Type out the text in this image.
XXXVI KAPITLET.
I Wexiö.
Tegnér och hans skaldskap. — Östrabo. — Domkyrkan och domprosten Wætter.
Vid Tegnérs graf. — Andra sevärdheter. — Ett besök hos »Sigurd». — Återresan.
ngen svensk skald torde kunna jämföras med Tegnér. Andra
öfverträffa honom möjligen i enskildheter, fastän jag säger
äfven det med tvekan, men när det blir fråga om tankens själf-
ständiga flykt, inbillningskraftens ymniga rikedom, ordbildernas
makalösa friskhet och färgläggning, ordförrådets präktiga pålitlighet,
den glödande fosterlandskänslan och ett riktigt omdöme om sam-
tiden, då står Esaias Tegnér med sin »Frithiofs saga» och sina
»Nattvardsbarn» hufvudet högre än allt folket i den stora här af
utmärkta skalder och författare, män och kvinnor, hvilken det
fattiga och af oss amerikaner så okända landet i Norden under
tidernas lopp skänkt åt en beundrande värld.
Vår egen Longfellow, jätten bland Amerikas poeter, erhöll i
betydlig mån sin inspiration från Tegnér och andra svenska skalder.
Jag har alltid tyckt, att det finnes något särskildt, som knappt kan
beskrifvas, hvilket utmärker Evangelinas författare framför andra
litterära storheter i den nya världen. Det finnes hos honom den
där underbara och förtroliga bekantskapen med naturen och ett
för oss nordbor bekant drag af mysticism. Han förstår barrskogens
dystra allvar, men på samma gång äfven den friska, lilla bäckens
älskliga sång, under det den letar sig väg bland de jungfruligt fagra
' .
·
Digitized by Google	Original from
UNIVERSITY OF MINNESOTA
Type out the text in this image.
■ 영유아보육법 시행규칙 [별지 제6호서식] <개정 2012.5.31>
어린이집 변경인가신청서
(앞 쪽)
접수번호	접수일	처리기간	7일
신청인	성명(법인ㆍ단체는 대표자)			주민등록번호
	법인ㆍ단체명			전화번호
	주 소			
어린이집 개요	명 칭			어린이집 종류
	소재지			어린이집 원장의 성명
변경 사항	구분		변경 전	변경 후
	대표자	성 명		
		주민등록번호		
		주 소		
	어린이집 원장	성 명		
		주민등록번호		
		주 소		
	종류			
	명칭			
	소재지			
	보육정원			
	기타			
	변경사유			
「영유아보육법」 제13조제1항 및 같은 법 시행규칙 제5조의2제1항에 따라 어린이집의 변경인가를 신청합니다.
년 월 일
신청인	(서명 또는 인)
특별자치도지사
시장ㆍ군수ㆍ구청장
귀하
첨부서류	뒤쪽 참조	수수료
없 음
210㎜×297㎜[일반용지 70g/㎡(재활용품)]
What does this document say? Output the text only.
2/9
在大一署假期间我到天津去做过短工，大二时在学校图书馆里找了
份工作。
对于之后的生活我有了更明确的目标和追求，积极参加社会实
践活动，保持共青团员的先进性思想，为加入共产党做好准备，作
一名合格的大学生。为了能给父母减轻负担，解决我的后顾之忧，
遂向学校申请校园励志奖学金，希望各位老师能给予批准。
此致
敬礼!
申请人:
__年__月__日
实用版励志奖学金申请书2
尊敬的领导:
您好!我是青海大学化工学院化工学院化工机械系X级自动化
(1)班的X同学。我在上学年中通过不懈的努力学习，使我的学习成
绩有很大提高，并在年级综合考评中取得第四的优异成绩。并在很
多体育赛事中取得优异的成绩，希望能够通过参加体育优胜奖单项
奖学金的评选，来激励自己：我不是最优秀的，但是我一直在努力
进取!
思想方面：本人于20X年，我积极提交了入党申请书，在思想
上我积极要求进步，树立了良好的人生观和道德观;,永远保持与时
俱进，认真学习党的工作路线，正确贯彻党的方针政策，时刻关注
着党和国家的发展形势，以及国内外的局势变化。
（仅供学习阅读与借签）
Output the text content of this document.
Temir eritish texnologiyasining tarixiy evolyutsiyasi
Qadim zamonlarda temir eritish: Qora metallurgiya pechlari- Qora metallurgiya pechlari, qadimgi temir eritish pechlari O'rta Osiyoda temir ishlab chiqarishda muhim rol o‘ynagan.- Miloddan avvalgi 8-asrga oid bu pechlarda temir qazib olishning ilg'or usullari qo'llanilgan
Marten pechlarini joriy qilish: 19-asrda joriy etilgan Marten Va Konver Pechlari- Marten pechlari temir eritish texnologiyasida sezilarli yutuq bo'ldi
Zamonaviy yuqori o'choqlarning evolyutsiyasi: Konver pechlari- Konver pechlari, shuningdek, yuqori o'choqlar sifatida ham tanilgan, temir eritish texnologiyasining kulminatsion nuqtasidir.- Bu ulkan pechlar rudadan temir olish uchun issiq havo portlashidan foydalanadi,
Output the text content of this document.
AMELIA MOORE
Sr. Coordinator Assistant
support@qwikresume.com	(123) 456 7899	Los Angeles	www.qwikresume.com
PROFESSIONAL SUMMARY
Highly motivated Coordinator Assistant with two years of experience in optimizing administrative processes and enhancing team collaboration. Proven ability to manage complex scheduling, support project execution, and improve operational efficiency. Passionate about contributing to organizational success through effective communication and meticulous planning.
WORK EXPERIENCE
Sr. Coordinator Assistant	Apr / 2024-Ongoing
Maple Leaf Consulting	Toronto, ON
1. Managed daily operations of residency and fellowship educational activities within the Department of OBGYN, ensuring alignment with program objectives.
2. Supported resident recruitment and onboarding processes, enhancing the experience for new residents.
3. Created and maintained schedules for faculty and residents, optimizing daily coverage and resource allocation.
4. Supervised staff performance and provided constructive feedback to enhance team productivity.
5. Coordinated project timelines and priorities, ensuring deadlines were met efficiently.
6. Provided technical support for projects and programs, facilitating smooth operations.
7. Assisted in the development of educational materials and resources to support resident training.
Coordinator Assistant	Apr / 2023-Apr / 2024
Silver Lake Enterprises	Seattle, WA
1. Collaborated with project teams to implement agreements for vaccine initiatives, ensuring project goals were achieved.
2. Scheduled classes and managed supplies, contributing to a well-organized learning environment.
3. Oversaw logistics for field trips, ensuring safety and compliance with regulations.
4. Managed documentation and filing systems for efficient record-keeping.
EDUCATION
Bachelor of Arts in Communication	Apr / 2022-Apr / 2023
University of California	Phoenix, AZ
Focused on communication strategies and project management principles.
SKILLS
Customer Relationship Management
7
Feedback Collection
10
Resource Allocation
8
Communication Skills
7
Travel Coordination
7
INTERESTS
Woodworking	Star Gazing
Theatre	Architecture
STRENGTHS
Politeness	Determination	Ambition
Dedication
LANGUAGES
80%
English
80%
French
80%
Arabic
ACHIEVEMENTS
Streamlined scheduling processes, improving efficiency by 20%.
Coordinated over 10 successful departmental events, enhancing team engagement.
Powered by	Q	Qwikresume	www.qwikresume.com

########################################

Exercise task>
Extract each line from the listing above, please, and repeat it exactly.

Answer>
Type out the text in this image.
XXXVI KAPITLET.
I Wexiö.
Tegnér och hans skaldskap. — Östrabo. — Domkyrkan och domprosten Wætter.
Vid Tegnérs graf. — Andra sevärdheter. — Ett besök hos »Sigurd». — Återresan.
ngen svensk skald torde kunna jämföras med Tegnér. Andra
öfverträffa honom möjligen i enskildheter, fastän jag säger
äfven det med tvekan, men när det blir fråga om tankens själf-
ständiga flykt, inbillningskraftens ymniga rikedom, ordbildernas
makalösa friskhet och färgläggning, ordförrådets präktiga pålitlighet,
den glödande fosterlandskänslan och ett riktigt omdöme om sam-
tiden, då står Esaias Tegnér med sin »Frithiofs saga» och sina
»Nattvardsbarn» hufvudet högre än allt folket i den stora här af
utmärkta skalder och författare, män och kvinnor, hvilken det
fattiga och af oss amerikaner så okända landet i Norden under
tidernas lopp skänkt åt en beundrande värld.
Vår egen Longfellow, jätten bland Amerikas poeter, erhöll i
betydlig mån sin inspiration från Tegnér och andra svenska skalder.
Jag har alltid tyckt, att det finnes något särskildt, som knappt kan
beskrifvas, hvilket utmärker Evangelinas författare framför andra
litterära storheter i den nya världen. Det finnes hos honom den
där underbara och förtroliga bekantskapen med naturen och ett
för oss nordbor bekant drag af mysticism. Han förstår barrskogens
dystra allvar, men på samma gång äfven den friska, lilla bäckens
älskliga sång, under det den letar sig väg bland de jungfruligt fagra
' .
·
Digitized by Google	Original from
UNIVERSITY OF MINNESOTA
Type out the text in this image.
■ 영유아보육법 시행규칙 [별지 제6호서식] <개정 2012.5.31>
어린이집 변경인가신청서
(앞 쪽)
접수번호	접수일	처리기간	7일
신청인	성명(법인ㆍ단체는 대표자)			주민등록번호
	법인ㆍ단체명			전화번호
	주 소			
어린이집 개요	명 칭			어린이집 종류
	소재지			어린이집 원장의 성명
변경 사항	구분		변경 전	변경 후
	대표자	성 명		
		주민등록번호		
		주 소		
	어린이집 원장	성 명		
		주민등록번호		
		주 소		
	종류			
	명칭			
	소재지			
	보육정원			
	기타			
	변경사유			
「영유아보육법」 제13조제1항 및 같은 법 시행규칙 제5조의2제1항에 따라 어린이집의 변경인가를 신청합니다.
년 월 일
신청인	(서명 또는 인)
특별자치도지사
시장ㆍ군수ㆍ구청장
귀하
첨부서류	뒤쪽 참조	수수료
없 음
210㎜×297㎜[일반용지 70g/㎡(재활용품)]
What does this document say? Output the text only.
2/9
在大一署假期间我到天津去做过短工，大二时在学校图书馆里找了
份工作。
对于之后的生活我有了更明确的目标和追求，积极参加社会实
践活动，保持共青团员的先进性思想，为加入共产党做好准备，作
一名合格的大学生。为了能给父母减轻负担，解决我的后顾之忧，
遂向学校申请校园励志奖学金，希望各位老师能给予批准。
此致
敬礼!
申请人:
__年__月__日
实用版励志奖学金申请书2
尊敬的领导:
您好!我是青海大学化工学院化工学院化工机械系X级自动化
(1)班的X同学。我在上学年中通过不懈的努力学习，使我的学习成
绩有很大提高，并在年级综合考评中取得第四的优异成绩。并在很
多体育赛事中取得优异的成绩，希望能够通过参加体育优胜奖单项
奖学金的评选，来激励自己：我不是最优秀的，但是我一直在努力
进取!
思想方面：本人于20X年，我积极提交了入党申请书，在思想
上我积极要求进步，树立了良好的人生观和道德观;,永远保持与时
俱进，认真学习党的工作路线，正确贯彻党的方针政策，时刻关注
着党和国家的发展形势，以及国内外的局势变化。
（仅供学习阅读与借签）
Output the text content of this document.
Temir eritish texnologiyasining tarixiy evolyutsiyasi
Qadim zamonlarda temir eritish: Qora metallurgiya pechlari- Qora metallurgiya pechlari, qadimgi temir eritish pechlari O'rta Osiyoda temir ishlab chiqarishda muhim rol o‘ynagan.- Miloddan avvalgi 8-asrga oid bu pechlarda temir qazib olishning ilg'or usullari qo'llanilgan
Marten pechlarini joriy qilish: 19-asrda joriy etilgan Marten Va Konver Pechlari- Marten pechlari temir eritish texnologiyasida sezilarli yutuq bo'ldi
Zamonaviy yuqori o'choqlarning evolyutsiyasi: Konver pechlari- Konver pechlari, shuningdek, yuqori o'choqlar sifatida ham tanilgan, temir eritish texnologiyasining kulminatsion nuqtasidir.- Bu ulkan pechlar rudadan temir olish uchun issiq havo portlashidan foydalanadi,
Output the text content of this document.
AMELIA MOORE
Sr. Coordinator Assistant
support@qwikresume.com	(123) 456 7899	Los Angeles	www.qwikresume.com
PROFESSIONAL SUMMARY
Highly motivated Coordinator Assistant with two years of experience in optimizing administrative processes and enhancing team collaboration. Proven ability to manage complex scheduling, support project execution, and improve operational efficiency. Passionate about contributing to organizational success through effective communication and meticulous planning.
WORK EXPERIENCE
Sr. Coordinator Assistant	Apr / 2024-Ongoing
Maple Leaf Consulting	Toronto, ON
1. Managed daily operations of residency and fellowship educational activities within the Department of OBGYN, ensuring alignment with program objectives.
2. Supported resident recruitment and onboarding processes, enhancing the experience for new residents.
3. Created and maintained schedules for faculty and residents, optimizing daily coverage and resource allocation.
4. Supervised staff performance and provided constructive feedback to enhance team productivity.
5. Coordinated project timelines and priorities, ensuring deadlines were met efficiently.
6. Provided technical support for projects and programs, facilitating smooth operations.
7. Assisted in the development of educational materials and resources to support resident training.
Coordinator Assistant	Apr / 2023-Apr / 2024
Silver Lake Enterprises	Seattle, WA
1. Collaborated with project teams to implement agreements for vaccine initiatives, ensuring project goals were achieved.
2. Scheduled classes and managed supplies, contributing to a well-organized learning environment.
3. Oversaw logistics for field trips, ensuring safety and compliance with regulations.
4. Managed documentation and filing systems for efficient record-keeping.
EDUCATION
Bachelor of Arts in Communication	Apr / 2022-Apr / 2023
University of California	Phoenix, AZ
Focused on communication strategies and project management principles.
SKILLS
Customer Relationship Management
7
Feedback Collection
10
Resource Allocation
8
Communication Skills
7
Travel Coordination
7
INTERESTS
Woodworking	Star Gazing
Theatre	Architecture
STRENGTHS
Politeness	Determination	Ambition
Dedication
LANGUAGES
80%
English
80%
French
80%
Arabic
ACHIEVEMENTS
Streamlined scheduling processes, improving efficiency by 20%.
Coordinated over 10 successful departmental events, enhancing team engagement.
Powered by	Q	Qwikresume	www.qwikresume.com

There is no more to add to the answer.